WRITTEN REQUEST — Render every line in the entries below as a numbered list, omitting any blank lines.
— start DATASET —
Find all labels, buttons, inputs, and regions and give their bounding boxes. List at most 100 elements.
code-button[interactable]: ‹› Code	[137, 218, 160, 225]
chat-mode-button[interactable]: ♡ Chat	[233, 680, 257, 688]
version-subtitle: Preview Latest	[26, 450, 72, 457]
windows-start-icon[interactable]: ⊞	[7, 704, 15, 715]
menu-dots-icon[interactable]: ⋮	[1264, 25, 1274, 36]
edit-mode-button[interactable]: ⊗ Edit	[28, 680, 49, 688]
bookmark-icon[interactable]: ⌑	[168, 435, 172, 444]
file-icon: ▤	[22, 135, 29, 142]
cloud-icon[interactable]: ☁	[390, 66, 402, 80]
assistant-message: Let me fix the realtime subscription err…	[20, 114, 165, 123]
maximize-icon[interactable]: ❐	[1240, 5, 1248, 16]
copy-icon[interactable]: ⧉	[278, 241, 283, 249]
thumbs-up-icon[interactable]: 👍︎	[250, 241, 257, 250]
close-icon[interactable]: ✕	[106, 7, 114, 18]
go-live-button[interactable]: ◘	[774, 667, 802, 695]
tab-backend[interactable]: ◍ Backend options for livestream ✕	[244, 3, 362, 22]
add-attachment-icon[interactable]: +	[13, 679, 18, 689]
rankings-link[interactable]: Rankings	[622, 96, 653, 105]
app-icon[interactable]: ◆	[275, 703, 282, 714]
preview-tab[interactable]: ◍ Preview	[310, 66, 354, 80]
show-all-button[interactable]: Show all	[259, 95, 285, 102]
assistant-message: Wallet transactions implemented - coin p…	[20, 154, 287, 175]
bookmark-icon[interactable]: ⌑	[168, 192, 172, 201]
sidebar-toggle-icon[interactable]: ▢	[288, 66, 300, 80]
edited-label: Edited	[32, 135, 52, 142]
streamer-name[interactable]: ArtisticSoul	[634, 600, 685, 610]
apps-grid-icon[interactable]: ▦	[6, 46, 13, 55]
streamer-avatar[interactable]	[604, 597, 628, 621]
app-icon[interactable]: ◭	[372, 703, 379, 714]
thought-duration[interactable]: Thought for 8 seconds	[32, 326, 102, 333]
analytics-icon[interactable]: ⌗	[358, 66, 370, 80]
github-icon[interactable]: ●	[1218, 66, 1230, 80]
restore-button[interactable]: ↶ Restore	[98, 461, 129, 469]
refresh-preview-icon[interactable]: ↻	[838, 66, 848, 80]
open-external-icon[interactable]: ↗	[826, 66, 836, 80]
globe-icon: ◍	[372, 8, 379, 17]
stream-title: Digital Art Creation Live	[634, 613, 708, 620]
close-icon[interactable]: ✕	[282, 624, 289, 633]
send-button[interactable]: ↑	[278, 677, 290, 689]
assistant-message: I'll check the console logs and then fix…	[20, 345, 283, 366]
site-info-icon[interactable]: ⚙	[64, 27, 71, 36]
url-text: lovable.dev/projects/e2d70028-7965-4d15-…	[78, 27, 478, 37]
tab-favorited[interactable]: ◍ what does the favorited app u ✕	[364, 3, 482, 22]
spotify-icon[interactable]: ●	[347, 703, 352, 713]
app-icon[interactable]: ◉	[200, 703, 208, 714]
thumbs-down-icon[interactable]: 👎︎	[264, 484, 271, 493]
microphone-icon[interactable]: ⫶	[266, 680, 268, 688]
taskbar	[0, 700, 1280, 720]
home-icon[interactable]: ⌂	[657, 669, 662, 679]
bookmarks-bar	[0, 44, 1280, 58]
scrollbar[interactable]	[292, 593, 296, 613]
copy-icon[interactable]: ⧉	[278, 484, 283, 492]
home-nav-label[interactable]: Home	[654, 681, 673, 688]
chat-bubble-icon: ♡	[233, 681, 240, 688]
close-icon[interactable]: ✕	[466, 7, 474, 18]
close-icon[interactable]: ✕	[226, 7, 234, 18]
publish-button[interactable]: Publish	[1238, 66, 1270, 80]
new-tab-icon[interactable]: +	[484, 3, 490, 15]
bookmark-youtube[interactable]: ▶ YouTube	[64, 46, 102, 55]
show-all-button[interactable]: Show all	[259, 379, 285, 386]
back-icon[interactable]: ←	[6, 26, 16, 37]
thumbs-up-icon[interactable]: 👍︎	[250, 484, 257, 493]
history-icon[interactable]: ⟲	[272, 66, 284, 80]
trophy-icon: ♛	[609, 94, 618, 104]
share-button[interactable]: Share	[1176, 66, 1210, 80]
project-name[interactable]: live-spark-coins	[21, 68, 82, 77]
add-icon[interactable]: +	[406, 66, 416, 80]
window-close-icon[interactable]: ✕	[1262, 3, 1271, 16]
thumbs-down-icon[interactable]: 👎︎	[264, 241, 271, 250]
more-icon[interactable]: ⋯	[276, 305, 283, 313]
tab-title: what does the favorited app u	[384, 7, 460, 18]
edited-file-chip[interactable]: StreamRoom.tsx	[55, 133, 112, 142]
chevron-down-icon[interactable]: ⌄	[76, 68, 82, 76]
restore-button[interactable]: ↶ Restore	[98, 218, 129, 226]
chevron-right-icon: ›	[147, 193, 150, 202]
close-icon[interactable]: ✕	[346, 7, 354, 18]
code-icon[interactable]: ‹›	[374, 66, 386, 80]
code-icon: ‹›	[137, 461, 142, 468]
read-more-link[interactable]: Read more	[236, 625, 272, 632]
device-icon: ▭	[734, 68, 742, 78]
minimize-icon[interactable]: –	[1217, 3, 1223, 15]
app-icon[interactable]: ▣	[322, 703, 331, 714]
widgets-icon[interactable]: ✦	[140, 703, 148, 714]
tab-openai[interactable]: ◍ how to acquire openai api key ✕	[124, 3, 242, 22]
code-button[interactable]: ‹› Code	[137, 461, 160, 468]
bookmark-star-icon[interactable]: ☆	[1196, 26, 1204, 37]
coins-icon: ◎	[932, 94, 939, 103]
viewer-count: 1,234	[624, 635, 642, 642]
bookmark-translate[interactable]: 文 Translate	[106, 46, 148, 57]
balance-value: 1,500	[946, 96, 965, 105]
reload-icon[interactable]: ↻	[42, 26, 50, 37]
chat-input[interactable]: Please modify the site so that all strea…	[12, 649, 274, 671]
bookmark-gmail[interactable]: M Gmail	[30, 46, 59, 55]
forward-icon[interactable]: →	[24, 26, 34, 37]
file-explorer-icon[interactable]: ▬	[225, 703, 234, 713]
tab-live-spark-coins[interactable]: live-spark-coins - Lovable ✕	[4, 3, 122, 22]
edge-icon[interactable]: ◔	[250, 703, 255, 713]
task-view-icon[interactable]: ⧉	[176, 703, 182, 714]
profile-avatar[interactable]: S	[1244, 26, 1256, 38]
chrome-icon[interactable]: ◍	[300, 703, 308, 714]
— end DATASET —
CORRECT ANSWER —
1. Find all labels, buttons, inputs, and regions and give their bounding boxes. List at most 100 elements.
2. code-button[interactable]: ‹› Code	[137, 218, 160, 225]
3. chat-mode-button[interactable]: ♡ Chat	[233, 680, 257, 688]
4. version-subtitle: Preview Latest	[26, 450, 72, 457]
5. windows-start-icon[interactable]: ⊞	[7, 704, 15, 715]
6. menu-dots-icon[interactable]: ⋮	[1264, 25, 1274, 36]
7. edit-mode-button[interactable]: ⊗ Edit	[28, 680, 49, 688]
8. bookmark-icon[interactable]: ⌑	[168, 435, 172, 444]
9. file-icon: ▤	[22, 135, 29, 142]
10. cloud-icon[interactable]: ☁	[390, 66, 402, 80]
11. assistant-message: Let me fix the realtime subscription err…	[20, 114, 165, 123]
12. maximize-icon[interactable]: ❐	[1240, 5, 1248, 16]
13. copy-icon[interactable]: ⧉	[278, 241, 283, 249]
14. thumbs-up-icon[interactable]: 👍︎	[250, 241, 257, 250]
15. close-icon[interactable]: ✕	[106, 7, 114, 18]
16. go-live-button[interactable]: ◘	[774, 667, 802, 695]
17. tab-backend[interactable]: ◍ Backend options for livestream ✕	[244, 3, 362, 22]
18. add-attachment-icon[interactable]: +	[13, 679, 18, 689]
19. rankings-link[interactable]: Rankings	[622, 96, 653, 105]
20. app-icon[interactable]: ◆	[275, 703, 282, 714]
21. preview-tab[interactable]: ◍ Preview	[310, 66, 354, 80]
22. show-all-button[interactable]: Show all	[259, 95, 285, 102]
23. assistant-message: Wallet transactions implemented - coin p…	[20, 154, 287, 175]
24. bookmark-icon[interactable]: ⌑	[168, 192, 172, 201]
25. sidebar-toggle-icon[interactable]: ▢	[288, 66, 300, 80]
26. edited-label: Edited	[32, 135, 52, 142]
27. streamer-name[interactable]: ArtisticSoul	[634, 600, 685, 610]
28. apps-grid-icon[interactable]: ▦	[6, 46, 13, 55]
29. streamer-avatar[interactable]	[604, 597, 628, 621]
30. app-icon[interactable]: ◭	[372, 703, 379, 714]
31. thought-duration[interactable]: Thought for 8 seconds	[32, 326, 102, 333]
32. analytics-icon[interactable]: ⌗	[358, 66, 370, 80]
33. github-icon[interactable]: ●	[1218, 66, 1230, 80]
34. restore-button[interactable]: ↶ Restore	[98, 461, 129, 469]
35. refresh-preview-icon[interactable]: ↻	[838, 66, 848, 80]
36. open-external-icon[interactable]: ↗	[826, 66, 836, 80]
37. globe-icon: ◍	[372, 8, 379, 17]
38. stream-title: Digital Art Creation Live	[634, 613, 708, 620]
39. close-icon[interactable]: ✕	[282, 624, 289, 633]
40. send-button[interactable]: ↑	[278, 677, 290, 689]
41. assistant-message: I'll check the console logs and then fix…	[20, 345, 283, 366]
42. site-info-icon[interactable]: ⚙	[64, 27, 71, 36]
43. url-text: lovable.dev/projects/e2d70028-7965-4d15-…	[78, 27, 478, 37]
44. tab-favorited[interactable]: ◍ what does the favorited app u ✕	[364, 3, 482, 22]
45. spotify-icon[interactable]: ●	[347, 703, 352, 713]
46. app-icon[interactable]: ◉	[200, 703, 208, 714]
47. thumbs-down-icon[interactable]: 👎︎	[264, 484, 271, 493]
48. microphone-icon[interactable]: ⫶	[266, 680, 268, 688]
49. taskbar	[0, 700, 1280, 720]
50. home-icon[interactable]: ⌂	[657, 669, 662, 679]
51. bookmarks-bar	[0, 44, 1280, 58]
52. scrollbar[interactable]	[292, 593, 296, 613]
53. copy-icon[interactable]: ⧉	[278, 484, 283, 492]
54. home-nav-label[interactable]: Home	[654, 681, 673, 688]
55. chat-bubble-icon: ♡	[233, 681, 240, 688]
56. close-icon[interactable]: ✕	[466, 7, 474, 18]
57. close-icon[interactable]: ✕	[226, 7, 234, 18]
58. publish-button[interactable]: Publish	[1238, 66, 1270, 80]
59. new-tab-icon[interactable]: +	[484, 3, 490, 15]
60. bookmark-youtube[interactable]: ▶ YouTube	[64, 46, 102, 55]
61. show-all-button[interactable]: Show all	[259, 379, 285, 386]
62. back-icon[interactable]: ←	[6, 26, 16, 37]
63. thumbs-up-icon[interactable]: 👍︎	[250, 484, 257, 493]
64. history-icon[interactable]: ⟲	[272, 66, 284, 80]
65. trophy-icon: ♛	[609, 94, 618, 104]
66. share-button[interactable]: Share	[1176, 66, 1210, 80]
67. project-name[interactable]: live-spark-coins	[21, 68, 82, 77]
68. add-icon[interactable]: +	[406, 66, 416, 80]
69. window-close-icon[interactable]: ✕	[1262, 3, 1271, 16]
70. thumbs-down-icon[interactable]: 👎︎	[264, 241, 271, 250]
71. more-icon[interactable]: ⋯	[276, 305, 283, 313]
72. tab-title: what does the favorited app u	[384, 7, 460, 18]
73. edited-file-chip[interactable]: StreamRoom.tsx	[55, 133, 112, 142]
74. chevron-down-icon[interactable]: ⌄	[76, 68, 82, 76]
75. restore-button[interactable]: ↶ Restore	[98, 218, 129, 226]
76. chevron-right-icon: ›	[147, 193, 150, 202]
77. close-icon[interactable]: ✕	[346, 7, 354, 18]
78. code-icon[interactable]: ‹›	[374, 66, 386, 80]
79. code-icon: ‹›	[137, 461, 142, 468]
80. read-more-link[interactable]: Read more	[236, 625, 272, 632]
81. device-icon: ▭	[734, 68, 742, 78]
82. minimize-icon[interactable]: –	[1217, 3, 1223, 15]
83. app-icon[interactable]: ▣	[322, 703, 331, 714]
84. widgets-icon[interactable]: ✦	[140, 703, 148, 714]
85. tab-openai[interactable]: ◍ how to acquire openai api key ✕	[124, 3, 242, 22]
86. code-button[interactable]: ‹› Code	[137, 461, 160, 468]
87. bookmark-star-icon[interactable]: ☆	[1196, 26, 1204, 37]
88. coins-icon: ◎	[932, 94, 939, 103]
89. viewer-count: 1,234	[624, 635, 642, 642]
90. bookmark-translate[interactable]: 文 Translate	[106, 46, 148, 57]
91. balance-value: 1,500	[946, 96, 965, 105]
92. reload-icon[interactable]: ↻	[42, 26, 50, 37]
93. chat-input[interactable]: Please modify the site so that all strea…	[12, 649, 274, 671]
94. bookmark-gmail[interactable]: M Gmail	[30, 46, 59, 55]
95. forward-icon[interactable]: →	[24, 26, 34, 37]
96. file-explorer-icon[interactable]: ▬	[225, 703, 234, 713]
97. tab-live-spark-coins[interactable]: live-spark-coins - Lovable ✕	[4, 3, 122, 22]
98. edge-icon[interactable]: ◔	[250, 703, 255, 713]
99. task-view-icon[interactable]: ⧉	[176, 703, 182, 714]
100. profile-avatar[interactable]: S	[1244, 26, 1256, 38]
101. chrome-icon[interactable]: ◍	[300, 703, 308, 714]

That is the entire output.